# [PROBLEM TO SOLVE]
Each line below should be quoted exactly, please.

___ DATASET RECORDS ___

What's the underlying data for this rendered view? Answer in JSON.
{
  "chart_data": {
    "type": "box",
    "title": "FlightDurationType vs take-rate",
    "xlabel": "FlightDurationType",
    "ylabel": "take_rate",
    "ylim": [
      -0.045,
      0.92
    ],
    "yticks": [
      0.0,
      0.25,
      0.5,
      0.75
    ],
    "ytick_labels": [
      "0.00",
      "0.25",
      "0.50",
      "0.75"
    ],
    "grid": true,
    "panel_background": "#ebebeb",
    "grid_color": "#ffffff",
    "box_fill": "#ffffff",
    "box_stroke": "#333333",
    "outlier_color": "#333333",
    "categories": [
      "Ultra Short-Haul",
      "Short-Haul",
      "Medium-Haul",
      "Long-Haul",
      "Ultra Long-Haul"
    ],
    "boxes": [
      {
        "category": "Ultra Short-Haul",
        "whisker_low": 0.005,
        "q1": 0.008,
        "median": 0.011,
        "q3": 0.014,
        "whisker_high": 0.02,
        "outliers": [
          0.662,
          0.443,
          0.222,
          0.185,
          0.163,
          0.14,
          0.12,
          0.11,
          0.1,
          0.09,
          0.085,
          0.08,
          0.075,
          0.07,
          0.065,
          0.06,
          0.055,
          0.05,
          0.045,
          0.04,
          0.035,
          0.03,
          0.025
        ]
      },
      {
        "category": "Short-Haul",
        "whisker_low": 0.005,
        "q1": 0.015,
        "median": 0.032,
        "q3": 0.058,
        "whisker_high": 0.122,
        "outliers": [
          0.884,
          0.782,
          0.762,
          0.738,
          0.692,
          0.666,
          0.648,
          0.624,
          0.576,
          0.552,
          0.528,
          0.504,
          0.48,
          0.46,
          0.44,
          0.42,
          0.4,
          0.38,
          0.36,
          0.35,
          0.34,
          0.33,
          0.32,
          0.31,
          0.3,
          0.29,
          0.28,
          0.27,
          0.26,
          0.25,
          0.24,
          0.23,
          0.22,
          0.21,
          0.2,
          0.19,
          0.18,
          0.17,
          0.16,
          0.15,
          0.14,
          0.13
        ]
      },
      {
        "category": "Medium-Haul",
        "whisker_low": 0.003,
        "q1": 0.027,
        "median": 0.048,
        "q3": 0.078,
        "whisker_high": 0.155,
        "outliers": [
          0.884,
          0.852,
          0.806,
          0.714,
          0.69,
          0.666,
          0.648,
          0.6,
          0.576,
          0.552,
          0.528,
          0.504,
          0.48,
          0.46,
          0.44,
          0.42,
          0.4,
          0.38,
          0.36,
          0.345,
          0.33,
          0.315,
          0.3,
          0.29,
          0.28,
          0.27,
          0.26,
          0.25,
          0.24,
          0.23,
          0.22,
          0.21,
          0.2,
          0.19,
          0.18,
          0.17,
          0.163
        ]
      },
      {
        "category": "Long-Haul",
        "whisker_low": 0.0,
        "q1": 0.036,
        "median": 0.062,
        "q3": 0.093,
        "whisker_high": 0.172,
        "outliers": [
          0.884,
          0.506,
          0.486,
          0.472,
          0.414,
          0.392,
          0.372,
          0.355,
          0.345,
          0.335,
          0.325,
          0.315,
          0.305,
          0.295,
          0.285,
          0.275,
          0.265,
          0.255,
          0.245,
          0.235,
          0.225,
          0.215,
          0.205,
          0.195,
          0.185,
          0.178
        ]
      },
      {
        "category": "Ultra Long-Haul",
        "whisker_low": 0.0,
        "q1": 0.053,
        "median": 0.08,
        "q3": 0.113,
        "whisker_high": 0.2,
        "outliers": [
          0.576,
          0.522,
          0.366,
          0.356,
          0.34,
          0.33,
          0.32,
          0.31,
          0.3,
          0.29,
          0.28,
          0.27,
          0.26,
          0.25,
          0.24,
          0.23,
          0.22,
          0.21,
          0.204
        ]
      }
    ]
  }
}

___

# [FULL SOLUTION]
What's the underlying data for this rendered view? Answer in JSON.
{
  "chart_data": {
    "type": "box",
    "title": "FlightDurationType vs take-rate",
    "xlabel": "FlightDurationType",
    "ylabel": "take_rate",
    "ylim": [
      -0.045,
      0.92
    ],
    "yticks": [
      0.0,
      0.25,
      0.5,
      0.75
    ],
    "ytick_labels": [
      "0.00",
      "0.25",
      "0.50",
      "0.75"
    ],
    "grid": true,
    "panel_background": "#ebebeb",
    "grid_color": "#ffffff",
    "box_fill": "#ffffff",
    "box_stroke": "#333333",
    "outlier_color": "#333333",
    "categories": [
      "Ultra Short-Haul",
      "Short-Haul",
      "Medium-Haul",
      "Long-Haul",
      "Ultra Long-Haul"
    ],
    "boxes": [
      {
        "category": "Ultra Short-Haul",
        "whisker_low": 0.005,
        "q1": 0.008,
        "median": 0.011,
        "q3": 0.014,
        "whisker_high": 0.02,
        "outliers": [
          0.662,
          0.443,
          0.222,
          0.185,
          0.163,
          0.14,
          0.12,
          0.11,
          0.1,
          0.09,
          0.085,
          0.08,
          0.075,
          0.07,
          0.065,
          0.06,
          0.055,
          0.05,
          0.045,
          0.04,
          0.035,
          0.03,
          0.025
        ]
      },
      {
        "category": "Short-Haul",
        "whisker_low": 0.005,
        "q1": 0.015,
        "median": 0.032,
        "q3": 0.058,
        "whisker_high": 0.122,
        "outliers": [
          0.884,
          0.782,
          0.762,
          0.738,
          0.692,
          0.666,
          0.648,
          0.624,
          0.576,
          0.552,
          0.528,
          0.504,
          0.48,
          0.46,
          0.44,
          0.42,
          0.4,
          0.38,
          0.36,
          0.35,
          0.34,
          0.33,
          0.32,
          0.31,
          0.3,
          0.29,
          0.28,
          0.27,
          0.26,
          0.25,
          0.24,
          0.23,
          0.22,
          0.21,
          0.2,
          0.19,
          0.18,
          0.17,
          0.16,
          0.15,
          0.14,
          0.13
        ]
      },
      {
        "category": "Medium-Haul",
        "whisker_low": 0.003,
        "q1": 0.027,
        "median": 0.048,
        "q3": 0.078,
        "whisker_high": 0.155,
        "outliers": [
          0.884,
          0.852,
          0.806,
          0.714,
          0.69,
          0.666,
          0.648,
          0.6,
          0.576,
          0.552,
          0.528,
          0.504,
          0.48,
          0.46,
          0.44,
          0.42,
          0.4,
          0.38,
          0.36,
          0.345,
          0.33,
          0.315,
          0.3,
          0.29,
          0.28,
          0.27,
          0.26,
          0.25,
          0.24,
          0.23,
          0.22,
          0.21,
          0.2,
          0.19,
          0.18,
          0.17,
          0.163
        ]
      },
      {
        "category": "Long-Haul",
        "whisker_low": 0.0,
        "q1": 0.036,
        "median": 0.062,
        "q3": 0.093,
        "whisker_high": 0.172,
        "outliers": [
          0.884,
          0.506,
          0.486,
          0.472,
          0.414,
          0.392,
          0.372,
          0.355,
          0.345,
          0.335,
          0.325,
          0.315,
          0.305,
          0.295,
          0.285,
          0.275,
          0.265,
          0.255,
          0.245,
          0.235,
          0.225,
          0.215,
          0.205,
          0.195,
          0.185,
          0.178
        ]
      },
      {
        "category": "Ultra Long-Haul",
        "whisker_low": 0.0,
        "q1": 0.053,
        "median": 0.08,
        "q3": 0.113,
        "whisker_high": 0.2,
        "outliers": [
          0.576,
          0.522,
          0.366,
          0.356,
          0.34,
          0.33,
          0.32,
          0.31,
          0.3,
          0.29,
          0.28,
          0.27,
          0.26,
          0.25,
          0.24,
          0.23,
          0.22,
          0.21,
          0.204
        ]
      }
    ]
  }
}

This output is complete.